-- START --

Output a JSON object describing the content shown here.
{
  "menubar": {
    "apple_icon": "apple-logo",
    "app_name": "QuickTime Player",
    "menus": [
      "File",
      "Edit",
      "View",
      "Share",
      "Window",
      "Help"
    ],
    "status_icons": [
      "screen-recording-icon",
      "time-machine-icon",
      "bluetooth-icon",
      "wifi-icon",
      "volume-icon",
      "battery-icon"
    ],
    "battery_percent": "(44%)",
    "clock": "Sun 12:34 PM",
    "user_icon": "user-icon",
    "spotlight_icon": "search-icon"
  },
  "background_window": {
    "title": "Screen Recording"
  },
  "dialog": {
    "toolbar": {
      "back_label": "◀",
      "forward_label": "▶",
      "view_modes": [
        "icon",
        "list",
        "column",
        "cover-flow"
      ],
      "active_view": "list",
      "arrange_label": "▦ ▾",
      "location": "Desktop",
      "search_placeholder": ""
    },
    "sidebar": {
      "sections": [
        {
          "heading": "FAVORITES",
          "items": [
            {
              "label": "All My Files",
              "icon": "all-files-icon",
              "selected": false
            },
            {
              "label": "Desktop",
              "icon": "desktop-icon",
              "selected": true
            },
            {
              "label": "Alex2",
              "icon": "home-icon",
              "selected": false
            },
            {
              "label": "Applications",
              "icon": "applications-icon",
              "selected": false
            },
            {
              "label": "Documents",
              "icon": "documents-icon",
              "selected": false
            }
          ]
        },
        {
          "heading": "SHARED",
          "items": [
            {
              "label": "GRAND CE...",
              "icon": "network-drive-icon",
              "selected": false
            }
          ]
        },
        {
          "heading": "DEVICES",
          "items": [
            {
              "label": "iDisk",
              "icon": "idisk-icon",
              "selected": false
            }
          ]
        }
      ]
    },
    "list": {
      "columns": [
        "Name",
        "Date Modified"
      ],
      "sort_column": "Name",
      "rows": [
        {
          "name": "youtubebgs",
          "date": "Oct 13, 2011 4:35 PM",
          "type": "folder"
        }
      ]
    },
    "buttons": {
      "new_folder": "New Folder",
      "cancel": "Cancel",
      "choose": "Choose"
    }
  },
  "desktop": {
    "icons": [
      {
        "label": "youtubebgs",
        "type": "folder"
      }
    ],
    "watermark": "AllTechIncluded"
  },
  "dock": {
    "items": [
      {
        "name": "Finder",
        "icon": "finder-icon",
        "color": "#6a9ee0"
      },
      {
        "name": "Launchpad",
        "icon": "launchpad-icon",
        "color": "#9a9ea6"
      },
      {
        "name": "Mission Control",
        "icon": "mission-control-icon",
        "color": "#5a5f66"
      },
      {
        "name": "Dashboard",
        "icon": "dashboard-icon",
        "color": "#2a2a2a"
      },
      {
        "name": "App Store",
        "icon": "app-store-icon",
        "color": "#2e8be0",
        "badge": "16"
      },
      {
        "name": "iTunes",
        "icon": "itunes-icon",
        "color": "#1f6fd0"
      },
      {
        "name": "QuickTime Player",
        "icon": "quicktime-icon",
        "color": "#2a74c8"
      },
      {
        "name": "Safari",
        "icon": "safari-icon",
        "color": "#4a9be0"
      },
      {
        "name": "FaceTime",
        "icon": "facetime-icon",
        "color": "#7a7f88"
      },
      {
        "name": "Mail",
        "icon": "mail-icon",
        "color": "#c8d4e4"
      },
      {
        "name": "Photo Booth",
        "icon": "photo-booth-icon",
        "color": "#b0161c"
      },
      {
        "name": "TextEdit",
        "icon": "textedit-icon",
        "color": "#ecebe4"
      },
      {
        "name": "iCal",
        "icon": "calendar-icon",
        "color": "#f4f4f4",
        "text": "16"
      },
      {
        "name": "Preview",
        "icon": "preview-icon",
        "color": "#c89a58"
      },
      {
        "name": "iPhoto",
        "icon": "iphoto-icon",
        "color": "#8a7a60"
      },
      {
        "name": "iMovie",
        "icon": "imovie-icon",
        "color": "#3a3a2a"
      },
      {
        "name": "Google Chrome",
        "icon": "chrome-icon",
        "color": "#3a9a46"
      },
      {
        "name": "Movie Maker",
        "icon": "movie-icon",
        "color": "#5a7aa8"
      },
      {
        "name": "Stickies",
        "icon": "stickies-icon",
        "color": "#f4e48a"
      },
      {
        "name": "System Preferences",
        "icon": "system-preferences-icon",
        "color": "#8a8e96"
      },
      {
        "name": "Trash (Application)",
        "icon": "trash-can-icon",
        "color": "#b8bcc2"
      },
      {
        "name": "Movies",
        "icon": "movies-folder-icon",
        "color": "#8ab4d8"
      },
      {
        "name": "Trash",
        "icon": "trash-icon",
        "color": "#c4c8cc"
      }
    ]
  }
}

-- END --

The whole listing above needs to be written out again exactly.

> [Complete response]
Output a JSON object describing the content shown here.
{
  "menubar": {
    "apple_icon": "apple-logo",
    "app_name": "QuickTime Player",
    "menus": [
      "File",
      "Edit",
      "View",
      "Share",
      "Window",
      "Help"
    ],
    "status_icons": [
      "screen-recording-icon",
      "time-machine-icon",
      "bluetooth-icon",
      "wifi-icon",
      "volume-icon",
      "battery-icon"
    ],
    "battery_percent": "(44%)",
    "clock": "Sun 12:34 PM",
    "user_icon": "user-icon",
    "spotlight_icon": "search-icon"
  },
  "background_window": {
    "title": "Screen Recording"
  },
  "dialog": {
    "toolbar": {
      "back_label": "◀",
      "forward_label": "▶",
      "view_modes": [
        "icon",
        "list",
        "column",
        "cover-flow"
      ],
      "active_view": "list",
      "arrange_label": "▦ ▾",
      "location": "Desktop",
      "search_placeholder": ""
    },
    "sidebar": {
      "sections": [
        {
          "heading": "FAVORITES",
          "items": [
            {
              "label": "All My Files",
              "icon": "all-files-icon",
              "selected": false
            },
            {
              "label": "Desktop",
              "icon": "desktop-icon",
              "selected": true
            },
            {
              "label": "Alex2",
              "icon": "home-icon",
              "selected": false
            },
            {
              "label": "Applications",
              "icon": "applications-icon",
              "selected": false
            },
            {
              "label": "Documents",
              "icon": "documents-icon",
              "selected": false
            }
          ]
        },
        {
          "heading": "SHARED",
          "items": [
            {
              "label": "GRAND CE...",
              "icon": "network-drive-icon",
              "selected": false
            }
          ]
        },
        {
          "heading": "DEVICES",
          "items": [
            {
              "label": "iDisk",
              "icon": "idisk-icon",
              "selected": false
            }
          ]
        }
      ]
    },
    "list": {
      "columns": [
        "Name",
        "Date Modified"
      ],
      "sort_column": "Name",
      "rows": [
        {
          "name": "youtubebgs",
          "date": "Oct 13, 2011 4:35 PM",
          "type": "folder"
        }
      ]
    },
    "buttons": {
      "new_folder": "New Folder",
      "cancel": "Cancel",
      "choose": "Choose"
    }
  },
  "desktop": {
    "icons": [
      {
        "label": "youtubebgs",
        "type": "folder"
      }
    ],
    "watermark": "AllTechIncluded"
  },
  "dock": {
    "items": [
      {
        "name": "Finder",
        "icon": "finder-icon",
        "color": "#6a9ee0"
      },
      {
        "name": "Launchpad",
        "icon": "launchpad-icon",
        "color": "#9a9ea6"
      },
      {
        "name": "Mission Control",
        "icon": "mission-control-icon",
        "color": "#5a5f66"
      },
      {
        "name": "Dashboard",
        "icon": "dashboard-icon",
        "color": "#2a2a2a"
      },
      {
        "name": "App Store",
        "icon": "app-store-icon",
        "color": "#2e8be0",
        "badge": "16"
      },
      {
        "name": "iTunes",
        "icon": "itunes-icon",
        "color": "#1f6fd0"
      },
      {
        "name": "QuickTime Player",
        "icon": "quicktime-icon",
        "color": "#2a74c8"
      },
      {
        "name": "Safari",
        "icon": "safari-icon",
        "color": "#4a9be0"
      },
      {
        "name": "FaceTime",
        "icon": "facetime-icon",
        "color": "#7a7f88"
      },
      {
        "name": "Mail",
        "icon": "mail-icon",
        "color": "#c8d4e4"
      },
      {
        "name": "Photo Booth",
        "icon": "photo-booth-icon",
        "color": "#b0161c"
      },
      {
        "name": "TextEdit",
        "icon": "textedit-icon",
        "color": "#ecebe4"
      },
      {
        "name": "iCal",
        "icon": "calendar-icon",
        "color": "#f4f4f4",
        "text": "16"
      },
      {
        "name": "Preview",
        "icon": "preview-icon",
        "color": "#c89a58"
      },
      {
        "name": "iPhoto",
        "icon": "iphoto-icon",
        "color": "#8a7a60"
      },
      {
        "name": "iMovie",
        "icon": "imovie-icon",
        "color": "#3a3a2a"
      },
      {
        "name": "Google Chrome",
        "icon": "chrome-icon",
        "color": "#3a9a46"
      },
      {
        "name": "Movie Maker",
        "icon": "movie-icon",
        "color": "#5a7aa8"
      },
      {
        "name": "Stickies",
        "icon": "stickies-icon",
        "color": "#f4e48a"
      },
      {
        "name": "System Preferences",
        "icon": "system-preferences-icon",
        "color": "#8a8e96"
      },
      {
        "name": "Trash (Application)",
        "icon": "trash-can-icon",
        "color": "#b8bcc2"
      },
      {
        "name": "Movies",
        "icon": "movies-folder-icon",
        "color": "#8ab4d8"
      },
      {
        "name": "Trash",
        "icon": "trash-icon",
        "color": "#c4c8cc"
      }
    ]
  }
}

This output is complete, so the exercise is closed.